- Was verlangt wird -
Schreiben Sie den unten stehenden Text über Georgs tödlichen Unfall nach seinem letzten Satz weiter.

- Quelle -

Marie verliert ihren Georg

In dem Koffer habe ich übrigens auch ein schickes Kleid von Marie im Stil der Zeit gefunden. Hier sehen Sie (das Kleid wird gezeigt). Aber jetzt wieder zum nächsten Brief, der im November 1926 abgestempelt wurde.

 

Meine herzgeliebte Bärbel,

 

ich bin verzweifelt. Vor zwei Tagen wurde Georg bei einem Verkehrsunfall tödlich verletzt. Bei einem Überholmanöver auf der Fahrt nach Frankfurt (Oder) kam er von der Straße ab und landete an einem Baum. Ich habe mir die Unfallstelle am nächsten Tag angesehen. Es war schrecklich. Aus dem Haufen Blech war kein Entkommen möglich gewesen. Die Polizei sagte mir, dass er sofort tot war. Auch seine Frau war an der Unfallstelle. Wir haben aber keinen Zugang zueinander gefunden.

- Gespeicherte Daten -
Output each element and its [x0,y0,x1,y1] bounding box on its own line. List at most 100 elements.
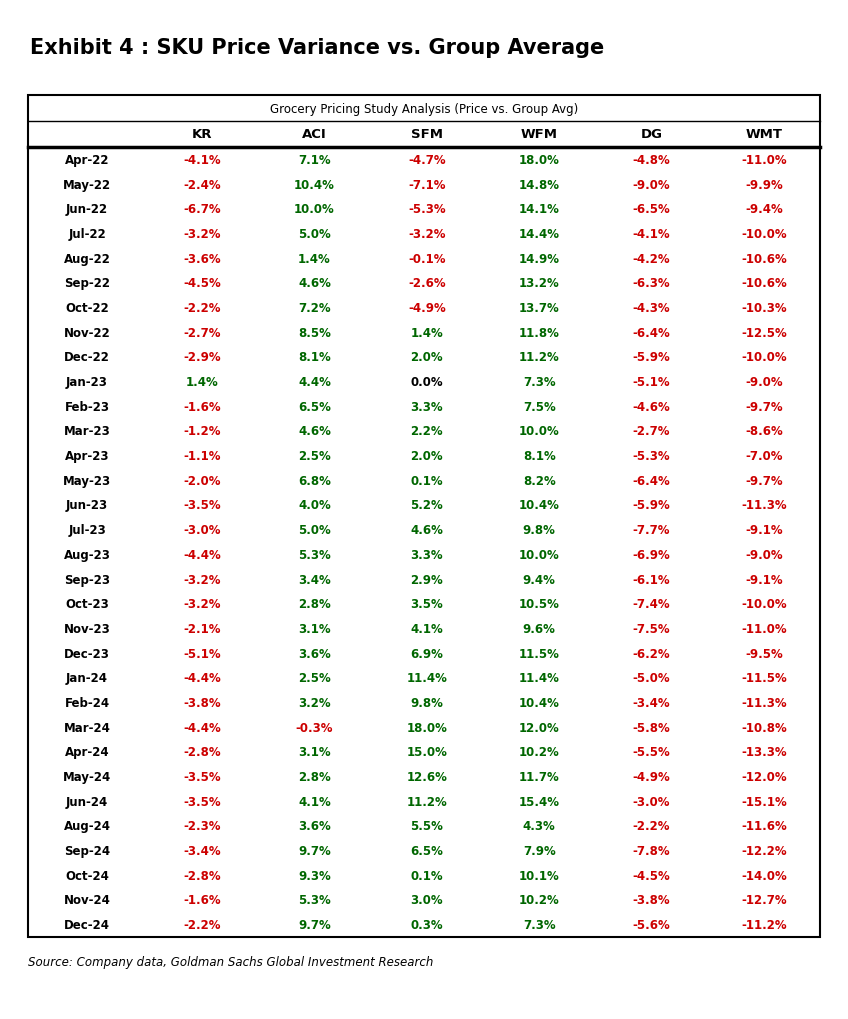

- Ergebnis der Übung -
 

Er wird nächste Woche Mittwoch auf dem Waldfriedhof in Stahnsdorf begraben werden. Ich werde sein Grab in den Tagen danach besuchen und in aller Stille von ihm Abschied nehmen. Die Zeit mit ihm werde ich nicht vergessen. Er war ganz einfach lieb zu mir und hat mir immer geholfen, meinen Weg zu finden.

 

Ich werde mich neu sortieren müssen, da mir nun seine Unterstützung fehlt. Von der Tätigkeit als Mannequin kann ich nicht leben. Drücke mir die Daumen, daß mir ein Stern vom Himmel fällt. Ich will tapfer sein.

 

Bis bald. Deine Marie

 

Zu diesem schrecklichen Vorfall ein Lied zu finden war nicht einfach. Ich habe mich für den Song "Ich hab's gewußt"  entschieden, der sich mit dem Auseinandergehen einer Liebe auseinandersetzt, wobei der Schmerz genau so groß ist wie bei einem Todesfall. Komponist ist Rudolph Nelson und der Texter ist schon wieder Beda; an ihm kommt man nicht vorbei. Frau ... bitte tragen Sie vor.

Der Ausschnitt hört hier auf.